Only the number is wanted: how many lines hold the word "yang"?

##### INPUT #####

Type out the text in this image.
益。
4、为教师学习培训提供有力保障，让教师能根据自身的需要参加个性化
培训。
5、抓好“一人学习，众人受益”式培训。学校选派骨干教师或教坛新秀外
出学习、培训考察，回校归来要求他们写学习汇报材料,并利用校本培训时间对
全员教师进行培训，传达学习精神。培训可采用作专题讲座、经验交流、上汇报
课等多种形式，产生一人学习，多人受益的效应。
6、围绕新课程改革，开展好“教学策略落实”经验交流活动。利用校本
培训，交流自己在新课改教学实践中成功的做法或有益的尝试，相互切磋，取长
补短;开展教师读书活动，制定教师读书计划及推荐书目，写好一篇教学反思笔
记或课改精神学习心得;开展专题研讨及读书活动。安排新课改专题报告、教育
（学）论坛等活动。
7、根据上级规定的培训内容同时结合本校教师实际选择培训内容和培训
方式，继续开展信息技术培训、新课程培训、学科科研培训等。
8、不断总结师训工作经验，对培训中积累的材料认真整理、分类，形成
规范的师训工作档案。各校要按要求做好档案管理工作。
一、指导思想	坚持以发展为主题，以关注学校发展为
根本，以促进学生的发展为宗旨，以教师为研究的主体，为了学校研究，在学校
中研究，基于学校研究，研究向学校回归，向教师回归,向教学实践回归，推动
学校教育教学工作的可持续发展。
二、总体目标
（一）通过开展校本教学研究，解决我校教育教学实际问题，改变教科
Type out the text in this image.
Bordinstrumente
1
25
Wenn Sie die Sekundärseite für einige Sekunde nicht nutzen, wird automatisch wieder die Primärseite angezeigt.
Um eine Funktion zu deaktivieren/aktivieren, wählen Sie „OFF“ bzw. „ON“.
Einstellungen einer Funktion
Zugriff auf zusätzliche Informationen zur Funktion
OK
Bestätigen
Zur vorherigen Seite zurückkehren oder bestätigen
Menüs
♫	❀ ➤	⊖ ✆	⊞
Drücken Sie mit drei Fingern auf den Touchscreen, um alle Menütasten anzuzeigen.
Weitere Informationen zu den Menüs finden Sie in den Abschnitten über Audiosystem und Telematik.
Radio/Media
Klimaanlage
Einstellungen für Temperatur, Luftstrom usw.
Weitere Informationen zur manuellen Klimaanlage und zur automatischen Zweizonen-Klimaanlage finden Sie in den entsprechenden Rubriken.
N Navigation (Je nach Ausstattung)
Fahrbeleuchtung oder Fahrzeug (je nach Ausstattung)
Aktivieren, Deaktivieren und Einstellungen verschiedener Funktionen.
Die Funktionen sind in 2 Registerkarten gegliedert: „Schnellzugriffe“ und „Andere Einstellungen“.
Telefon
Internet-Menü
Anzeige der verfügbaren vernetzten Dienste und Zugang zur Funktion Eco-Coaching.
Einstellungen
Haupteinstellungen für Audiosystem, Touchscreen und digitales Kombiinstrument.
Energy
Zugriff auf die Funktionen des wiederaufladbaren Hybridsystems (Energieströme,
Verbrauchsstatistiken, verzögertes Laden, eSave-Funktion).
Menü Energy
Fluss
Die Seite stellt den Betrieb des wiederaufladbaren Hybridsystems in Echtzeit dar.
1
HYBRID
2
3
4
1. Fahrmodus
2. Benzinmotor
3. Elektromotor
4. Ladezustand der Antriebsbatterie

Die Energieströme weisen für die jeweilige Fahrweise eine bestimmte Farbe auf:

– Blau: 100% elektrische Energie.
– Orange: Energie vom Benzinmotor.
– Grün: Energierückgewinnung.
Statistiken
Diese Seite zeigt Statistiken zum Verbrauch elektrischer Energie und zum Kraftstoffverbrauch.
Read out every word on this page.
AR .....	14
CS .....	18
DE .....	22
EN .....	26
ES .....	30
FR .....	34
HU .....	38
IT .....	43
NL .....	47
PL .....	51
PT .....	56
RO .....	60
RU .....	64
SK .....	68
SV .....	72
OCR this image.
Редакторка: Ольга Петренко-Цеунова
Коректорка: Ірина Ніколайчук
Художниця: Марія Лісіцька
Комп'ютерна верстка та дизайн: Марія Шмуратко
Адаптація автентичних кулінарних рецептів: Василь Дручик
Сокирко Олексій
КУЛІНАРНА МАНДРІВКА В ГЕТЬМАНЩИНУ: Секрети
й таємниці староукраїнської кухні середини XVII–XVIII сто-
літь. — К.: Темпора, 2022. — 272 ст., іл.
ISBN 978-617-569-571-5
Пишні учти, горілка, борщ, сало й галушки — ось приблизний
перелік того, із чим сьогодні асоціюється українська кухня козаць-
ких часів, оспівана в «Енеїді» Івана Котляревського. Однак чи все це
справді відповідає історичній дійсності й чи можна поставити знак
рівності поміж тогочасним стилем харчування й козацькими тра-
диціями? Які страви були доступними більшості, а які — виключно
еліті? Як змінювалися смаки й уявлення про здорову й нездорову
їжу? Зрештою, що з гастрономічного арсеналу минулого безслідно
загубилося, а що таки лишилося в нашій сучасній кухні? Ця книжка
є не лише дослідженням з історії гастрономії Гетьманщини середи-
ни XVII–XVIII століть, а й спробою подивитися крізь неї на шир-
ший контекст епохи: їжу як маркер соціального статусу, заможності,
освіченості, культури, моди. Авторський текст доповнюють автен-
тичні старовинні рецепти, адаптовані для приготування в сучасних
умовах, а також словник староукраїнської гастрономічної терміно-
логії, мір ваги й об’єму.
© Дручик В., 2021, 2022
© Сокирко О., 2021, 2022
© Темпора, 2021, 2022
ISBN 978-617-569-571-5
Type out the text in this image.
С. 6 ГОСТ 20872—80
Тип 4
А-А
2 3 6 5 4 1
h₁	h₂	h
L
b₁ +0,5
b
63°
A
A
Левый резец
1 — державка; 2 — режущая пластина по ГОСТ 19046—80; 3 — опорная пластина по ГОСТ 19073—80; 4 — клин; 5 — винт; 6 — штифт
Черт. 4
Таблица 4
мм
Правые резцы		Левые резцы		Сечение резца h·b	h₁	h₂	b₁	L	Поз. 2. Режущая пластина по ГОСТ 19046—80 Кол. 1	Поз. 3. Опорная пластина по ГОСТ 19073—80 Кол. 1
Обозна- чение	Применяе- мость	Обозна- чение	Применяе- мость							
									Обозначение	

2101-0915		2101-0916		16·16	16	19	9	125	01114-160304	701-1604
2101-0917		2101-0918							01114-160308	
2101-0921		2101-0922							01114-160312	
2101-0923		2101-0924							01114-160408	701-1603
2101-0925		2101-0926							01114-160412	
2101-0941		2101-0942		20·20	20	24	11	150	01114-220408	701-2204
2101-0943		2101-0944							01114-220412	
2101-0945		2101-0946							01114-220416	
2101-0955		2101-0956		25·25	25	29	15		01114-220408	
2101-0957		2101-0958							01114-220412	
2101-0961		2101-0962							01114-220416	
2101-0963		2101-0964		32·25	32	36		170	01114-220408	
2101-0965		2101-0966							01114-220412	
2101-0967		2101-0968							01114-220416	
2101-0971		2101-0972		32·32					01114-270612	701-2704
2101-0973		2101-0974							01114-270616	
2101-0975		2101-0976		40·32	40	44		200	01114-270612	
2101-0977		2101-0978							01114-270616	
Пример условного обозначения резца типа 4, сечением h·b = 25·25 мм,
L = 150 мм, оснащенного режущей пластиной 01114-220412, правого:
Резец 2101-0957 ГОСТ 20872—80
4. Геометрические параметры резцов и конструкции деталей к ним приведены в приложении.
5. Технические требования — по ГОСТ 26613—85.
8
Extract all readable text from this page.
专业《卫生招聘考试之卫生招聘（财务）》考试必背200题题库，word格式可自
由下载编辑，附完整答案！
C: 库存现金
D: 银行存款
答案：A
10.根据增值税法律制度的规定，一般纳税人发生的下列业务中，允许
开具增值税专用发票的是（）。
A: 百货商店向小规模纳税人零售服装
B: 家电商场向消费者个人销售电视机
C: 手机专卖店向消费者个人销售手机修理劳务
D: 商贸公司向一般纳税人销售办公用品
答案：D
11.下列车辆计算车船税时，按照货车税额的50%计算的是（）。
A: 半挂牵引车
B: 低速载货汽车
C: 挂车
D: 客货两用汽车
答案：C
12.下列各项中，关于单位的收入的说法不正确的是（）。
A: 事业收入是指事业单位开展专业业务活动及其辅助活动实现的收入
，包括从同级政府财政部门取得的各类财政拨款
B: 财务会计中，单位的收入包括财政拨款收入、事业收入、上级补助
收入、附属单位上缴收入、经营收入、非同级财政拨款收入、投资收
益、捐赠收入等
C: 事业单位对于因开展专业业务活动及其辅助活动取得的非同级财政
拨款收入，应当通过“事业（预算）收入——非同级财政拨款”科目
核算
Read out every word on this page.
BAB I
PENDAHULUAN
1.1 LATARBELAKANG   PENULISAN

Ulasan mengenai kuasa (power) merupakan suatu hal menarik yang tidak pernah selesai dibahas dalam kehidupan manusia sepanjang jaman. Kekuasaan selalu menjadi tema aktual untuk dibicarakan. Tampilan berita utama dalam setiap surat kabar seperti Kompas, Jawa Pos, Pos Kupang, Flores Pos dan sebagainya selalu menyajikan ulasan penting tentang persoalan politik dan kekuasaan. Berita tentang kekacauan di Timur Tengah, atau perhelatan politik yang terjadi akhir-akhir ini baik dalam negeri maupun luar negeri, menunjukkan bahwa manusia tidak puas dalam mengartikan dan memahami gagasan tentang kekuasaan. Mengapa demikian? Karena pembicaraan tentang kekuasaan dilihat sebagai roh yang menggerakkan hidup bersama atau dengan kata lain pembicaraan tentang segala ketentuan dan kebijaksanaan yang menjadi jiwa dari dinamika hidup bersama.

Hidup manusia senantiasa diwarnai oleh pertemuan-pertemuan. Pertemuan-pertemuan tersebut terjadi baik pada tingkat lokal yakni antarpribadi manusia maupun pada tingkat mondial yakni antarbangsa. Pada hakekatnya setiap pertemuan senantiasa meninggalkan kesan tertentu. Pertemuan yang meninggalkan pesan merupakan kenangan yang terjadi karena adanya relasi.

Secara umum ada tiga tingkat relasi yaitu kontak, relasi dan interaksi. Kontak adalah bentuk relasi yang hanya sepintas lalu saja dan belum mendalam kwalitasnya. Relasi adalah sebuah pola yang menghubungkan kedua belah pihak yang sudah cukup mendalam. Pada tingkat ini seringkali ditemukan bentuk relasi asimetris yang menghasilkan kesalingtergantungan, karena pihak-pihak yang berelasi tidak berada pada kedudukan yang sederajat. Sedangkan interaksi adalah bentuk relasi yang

#####

FULL OUTPUT: 3